- **Written request**
Report every line in the listing below where the string "Number" shows up.

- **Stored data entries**
##############################
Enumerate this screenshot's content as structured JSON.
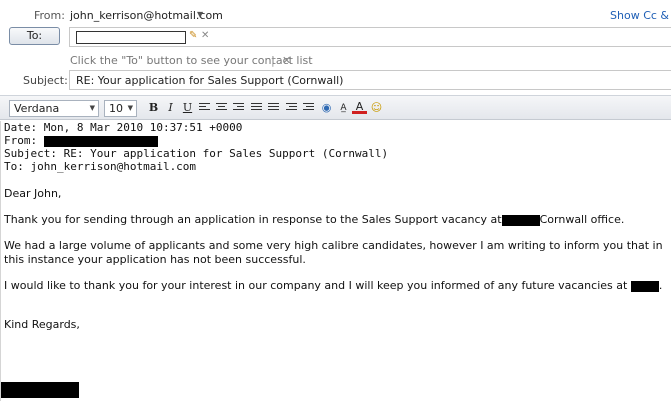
{
  "header": {
    "from_label": "From:",
    "from_value": "john_kerrison@hotmail.com",
    "show_cc": "Show Cc &",
    "to_button": "To:",
    "to_hint": "Click the \"To\" button to see your contact list",
    "hint_separator": "|",
    "subject_label": "Subject:",
    "subject_value": "RE: Your application for Sales Support (Cornwall)"
  },
  "toolbar": {
    "font": "Verdana",
    "size": "10",
    "bold": "B",
    "italic": "I",
    "underline": "U"
  },
  "message": {
    "date_line": "Date: Mon, 8 Mar 2010 10:37:51 +0000",
    "from_line_label": "From:",
    "subject_line": "Subject: RE: Your application for Sales Support (Cornwall)",
    "to_line": "To: john_kerrison@hotmail.com",
    "greeting": "Dear John,",
    "para1_a": "Thank you for sending through an application in response to the Sales Support vacancy at",
    "para1_b": "Cornwall office.",
    "para2": "We had a large volume of applicants and some very high calibre candidates, however I am writing to inform you that in this instance your application has not been successful.",
    "para3_a": "I would like to thank you for your interest in our company and I will keep you informed of any future vacancies at",
    "para3_b": ".",
    "closing": "Kind Regards,"
  }
}
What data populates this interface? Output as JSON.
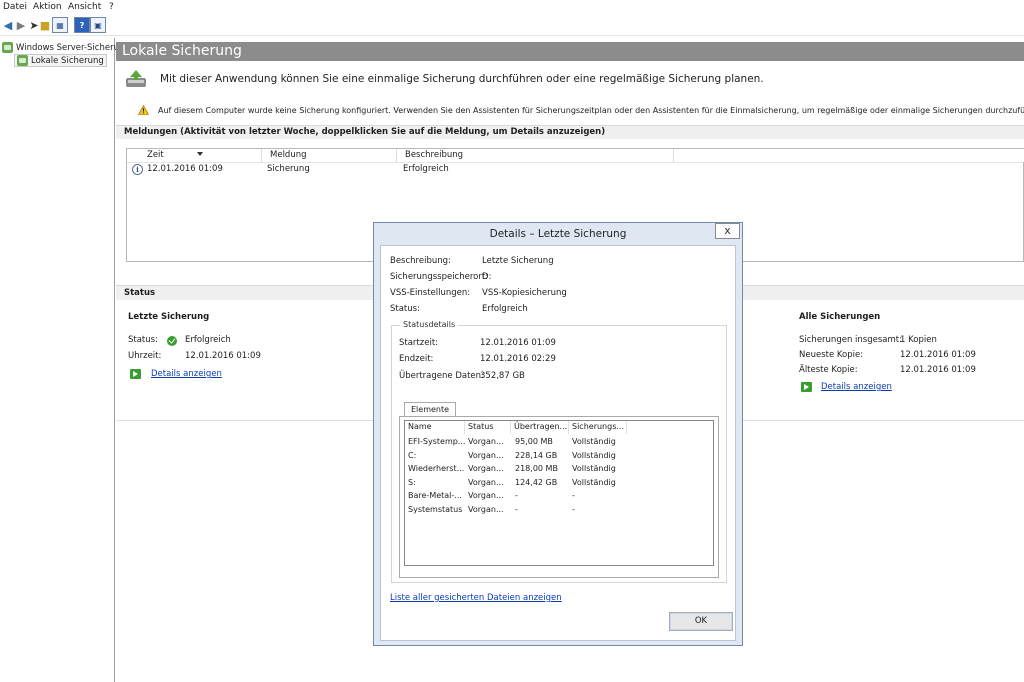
{
  "menu": [
    "Datei",
    "Aktion",
    "Ansicht",
    "?"
  ],
  "toolbar": {
    "back_icon": "back-arrow-icon",
    "forward_icon": "forward-arrow-icon",
    "help_label": "?"
  },
  "tree": {
    "root_label": "Windows Server-Sicherun",
    "child_label": "Lokale Sicherung"
  },
  "pane": {
    "title": "Lokale Sicherung",
    "welcome": "Mit dieser Anwendung können Sie eine einmalige Sicherung durchführen oder eine regelmäßige Sicherung planen.",
    "warning": "Auf diesem Computer wurde keine Sicherung konfiguriert. Verwenden Sie den Assistenten für Sicherungszeitplan oder den Assistenten für die Einmalsicherung, um regelmäßige oder einmalige Sicherungen durchzuführen."
  },
  "messages": {
    "heading": "Meldungen (Aktivität von letzter Woche, doppelklicken Sie auf die Meldung, um Details anzuzeigen)",
    "columns": [
      "Zeit",
      "Meldung",
      "Beschreibung"
    ],
    "rows": [
      {
        "time": "12.01.2016 01:09",
        "message": "Sicherung",
        "description": "Erfolgreich"
      }
    ]
  },
  "status": {
    "heading": "Status",
    "last_backup": {
      "title": "Letzte Sicherung",
      "status_label": "Status:",
      "status_value": "Erfolgreich",
      "time_label": "Uhrzeit:",
      "time_value": "12.01.2016 01:09",
      "details_link": "Details anzeigen"
    },
    "all_backups": {
      "title": "Alle Sicherungen",
      "total_label": "Sicherungen insgesamt:",
      "total_value": "1 Kopien",
      "newest_label": "Neueste Kopie:",
      "newest_value": "12.01.2016 01:09",
      "oldest_label": "Älteste Kopie:",
      "oldest_value": "12.01.2016 01:09",
      "details_link": "Details anzeigen"
    }
  },
  "dialog": {
    "title": "Details – Letzte Sicherung",
    "close_label": "x",
    "fields": [
      {
        "label": "Beschreibung:",
        "value": "Letzte Sicherung"
      },
      {
        "label": "Sicherungsspeicherort:",
        "value": "D:"
      },
      {
        "label": "VSS-Einstellungen:",
        "value": "VSS-Kopiesicherung"
      },
      {
        "label": "Status:",
        "value": "Erfolgreich"
      }
    ],
    "statusdetails": {
      "legend": "Statusdetails",
      "start_label": "Startzeit:",
      "start_value": "12.01.2016 01:09",
      "end_label": "Endzeit:",
      "end_value": "12.01.2016 02:29",
      "transferred_label": "Übertragene Daten:",
      "transferred_value": "352,87 GB",
      "tab": "Elemente",
      "columns": [
        "Name",
        "Status",
        "Übertragen...",
        "Sicherungs..."
      ],
      "rows": [
        {
          "name": "EFI-Systemp...",
          "status": "Vorgan...",
          "transferred": "95,00 MB",
          "type": "Vollständig"
        },
        {
          "name": "C:",
          "status": "Vorgan...",
          "transferred": "228,14 GB",
          "type": "Vollständig"
        },
        {
          "name": "Wiederherst...",
          "status": "Vorgan...",
          "transferred": "218,00 MB",
          "type": "Vollständig"
        },
        {
          "name": "S:",
          "status": "Vorgan...",
          "transferred": "124,42 GB",
          "type": "Vollständig"
        },
        {
          "name": "Bare-Metal-...",
          "status": "Vorgan...",
          "transferred": "-",
          "type": "-"
        },
        {
          "name": "Systemstatus",
          "status": "Vorgan...",
          "transferred": "-",
          "type": "-"
        }
      ]
    },
    "list_link": "Liste aller gesicherten Dateien anzeigen",
    "ok_label": "OK"
  }
}
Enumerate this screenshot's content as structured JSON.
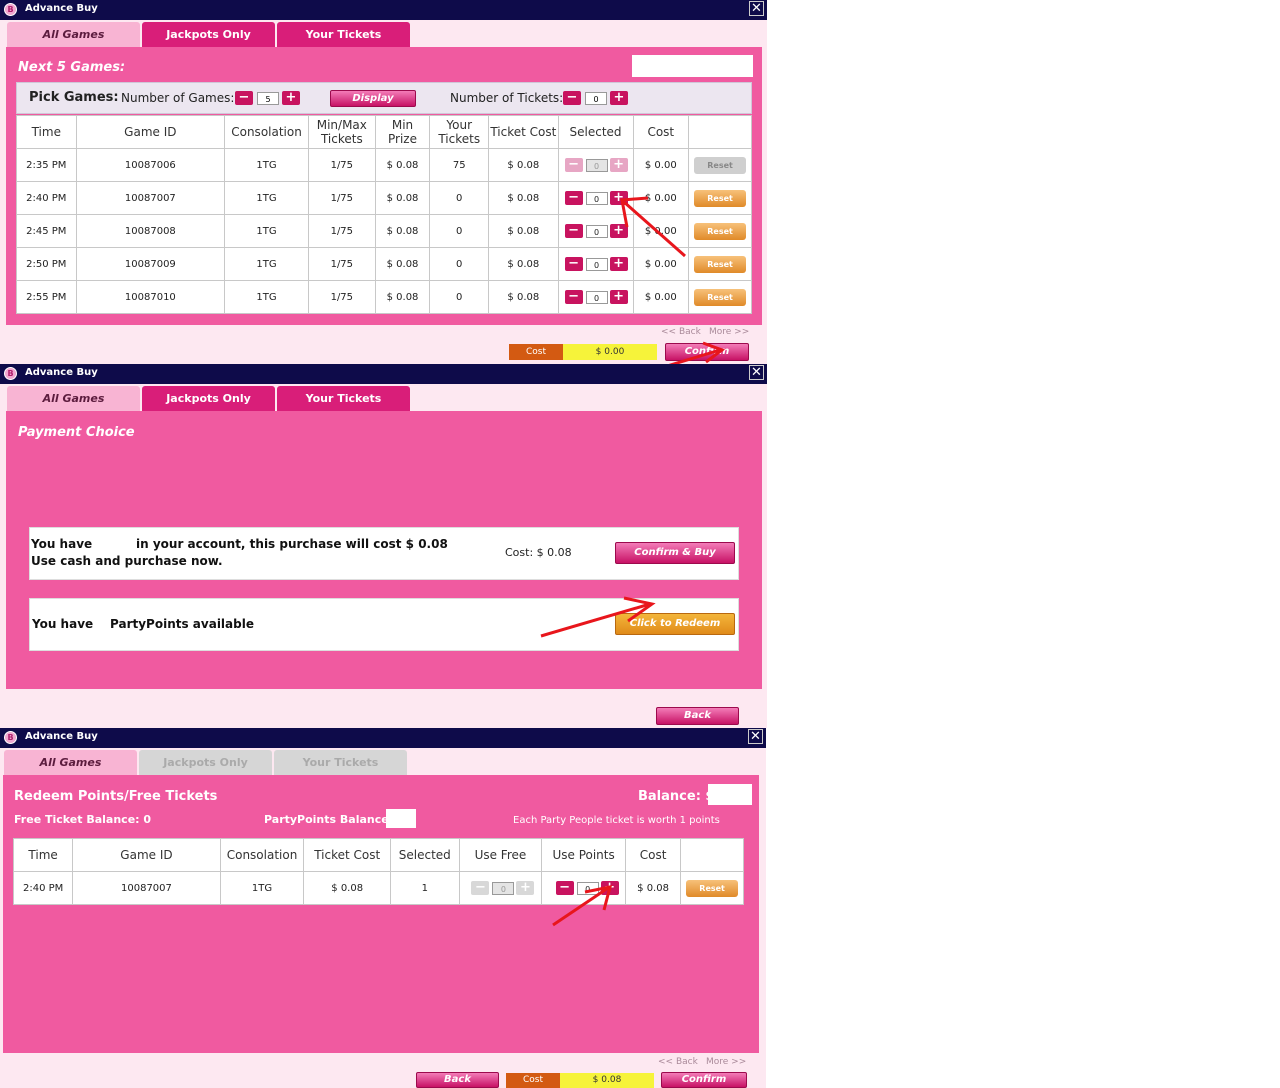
{
  "colors": {
    "titlebar": "#0e0b4a",
    "panel": "#f05aa0",
    "tab_active": "#f8b4d3",
    "tab_inactive": "#d91e79",
    "accent": "#c8135f",
    "reset": "#e08a29",
    "cost_label": "#d35a12",
    "cost_value": "#f6f33a",
    "arrow": "#e8161c"
  },
  "w1": {
    "title": "Advance Buy",
    "close": "✕",
    "tabs": [
      "All Games",
      "Jackpots Only",
      "Your Tickets"
    ],
    "heading": "Next 5 Games:",
    "pick_games": "Pick Games:",
    "num_games_label": "Number of Games:",
    "num_games_value": "5",
    "display_btn": "Display",
    "num_tickets_label": "Number of Tickets:",
    "num_tickets_value": "0",
    "minus": "−",
    "plus": "+",
    "headers": [
      "Time",
      "Game ID",
      "Consolation",
      "Min/Max Tickets",
      "Min Prize",
      "Your Tickets",
      "Ticket Cost",
      "Selected",
      "Cost",
      ""
    ],
    "rows": [
      {
        "time": "2:35 PM",
        "game_id": "10087006",
        "consolation": "1TG",
        "minmax": "1/75",
        "min_prize": "$ 0.08",
        "your_tickets": "75",
        "ticket_cost": "$ 0.08",
        "selected": "0",
        "cost": "$ 0.00",
        "reset": "Reset"
      },
      {
        "time": "2:40 PM",
        "game_id": "10087007",
        "consolation": "1TG",
        "minmax": "1/75",
        "min_prize": "$ 0.08",
        "your_tickets": "0",
        "ticket_cost": "$ 0.08",
        "selected": "0",
        "cost": "$ 0.00",
        "reset": "Reset"
      },
      {
        "time": "2:45 PM",
        "game_id": "10087008",
        "consolation": "1TG",
        "minmax": "1/75",
        "min_prize": "$ 0.08",
        "your_tickets": "0",
        "ticket_cost": "$ 0.08",
        "selected": "0",
        "cost": "$ 0.00",
        "reset": "Reset"
      },
      {
        "time": "2:50 PM",
        "game_id": "10087009",
        "consolation": "1TG",
        "minmax": "1/75",
        "min_prize": "$ 0.08",
        "your_tickets": "0",
        "ticket_cost": "$ 0.08",
        "selected": "0",
        "cost": "$ 0.00",
        "reset": "Reset"
      },
      {
        "time": "2:55 PM",
        "game_id": "10087010",
        "consolation": "1TG",
        "minmax": "1/75",
        "min_prize": "$ 0.08",
        "your_tickets": "0",
        "ticket_cost": "$ 0.08",
        "selected": "0",
        "cost": "$ 0.00",
        "reset": "Reset"
      }
    ],
    "back": "<< Back",
    "more": "More >>",
    "cost_label": "Cost",
    "cost_value": "$ 0.00",
    "confirm": "Confirm"
  },
  "w2": {
    "title": "Advance Buy",
    "close": "✕",
    "tabs": [
      "All Games",
      "Jackpots Only",
      "Your Tickets"
    ],
    "heading": "Payment Choice",
    "cash_line1_a": "You have",
    "cash_line1_b": "in your account, this purchase will cost $ 0.08",
    "cash_line2": "Use cash and purchase now.",
    "cash_cost": "Cost: $ 0.08",
    "confirm_buy": "Confirm & Buy",
    "points_a": "You have",
    "points_b": "PartyPoints available",
    "redeem": "Click to Redeem",
    "back": "Back"
  },
  "w3": {
    "title": "Advance Buy",
    "close": "✕",
    "tabs": [
      "All Games",
      "Jackpots Only",
      "Your Tickets"
    ],
    "heading": "Redeem Points/Free Tickets",
    "balance_label": "Balance: $",
    "free_balance": "Free Ticket Balance: 0",
    "pp_balance": "PartyPoints Balance:",
    "worth_note": "Each Party People ticket is worth 1 points",
    "headers": [
      "Time",
      "Game ID",
      "Consolation",
      "Ticket Cost",
      "Selected",
      "Use Free",
      "Use Points",
      "Cost",
      ""
    ],
    "row": {
      "time": "2:40 PM",
      "game_id": "10087007",
      "consolation": "1TG",
      "ticket_cost": "$ 0.08",
      "selected": "1",
      "use_free": "0",
      "use_points": "0",
      "cost": "$ 0.08",
      "reset": "Reset"
    },
    "minus": "−",
    "plus": "+",
    "back_link": "<< Back",
    "more_link": "More >>",
    "back": "Back",
    "cost_label": "Cost",
    "cost_value": "$ 0.08",
    "confirm": "Confirm"
  }
}
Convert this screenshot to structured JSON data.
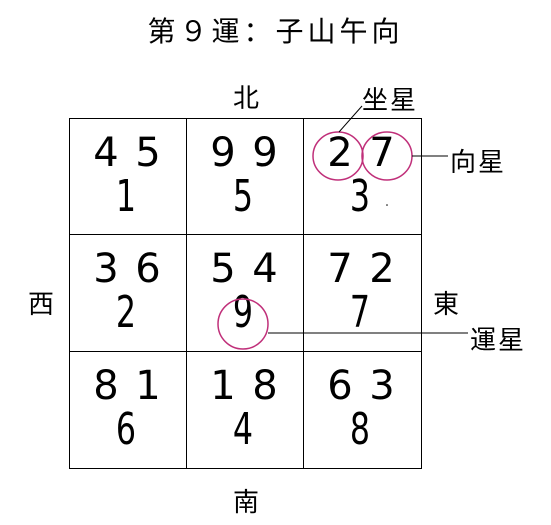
{
  "title": "第９運：子山午向",
  "directions": {
    "north": "北",
    "south": "南",
    "west": "西",
    "east": "東"
  },
  "labels": {
    "mountain_star": "坐星",
    "facing_star": "向星",
    "period_star": "運星"
  },
  "highlight_color": "#c0307a",
  "grid": [
    {
      "mountain": "4",
      "facing": "5",
      "period": "1"
    },
    {
      "mountain": "9",
      "facing": "9",
      "period": "5"
    },
    {
      "mountain": "2",
      "facing": "7",
      "period": "3"
    },
    {
      "mountain": "3",
      "facing": "6",
      "period": "2"
    },
    {
      "mountain": "5",
      "facing": "4",
      "period": "9"
    },
    {
      "mountain": "7",
      "facing": "2",
      "period": "7"
    },
    {
      "mountain": "8",
      "facing": "1",
      "period": "6"
    },
    {
      "mountain": "1",
      "facing": "8",
      "period": "4"
    },
    {
      "mountain": "6",
      "facing": "3",
      "period": "8"
    }
  ]
}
##############################
- **Written response**
    "num_games_label": "Number of Games:",
    "num_tickets_label": "Number of Tickets:",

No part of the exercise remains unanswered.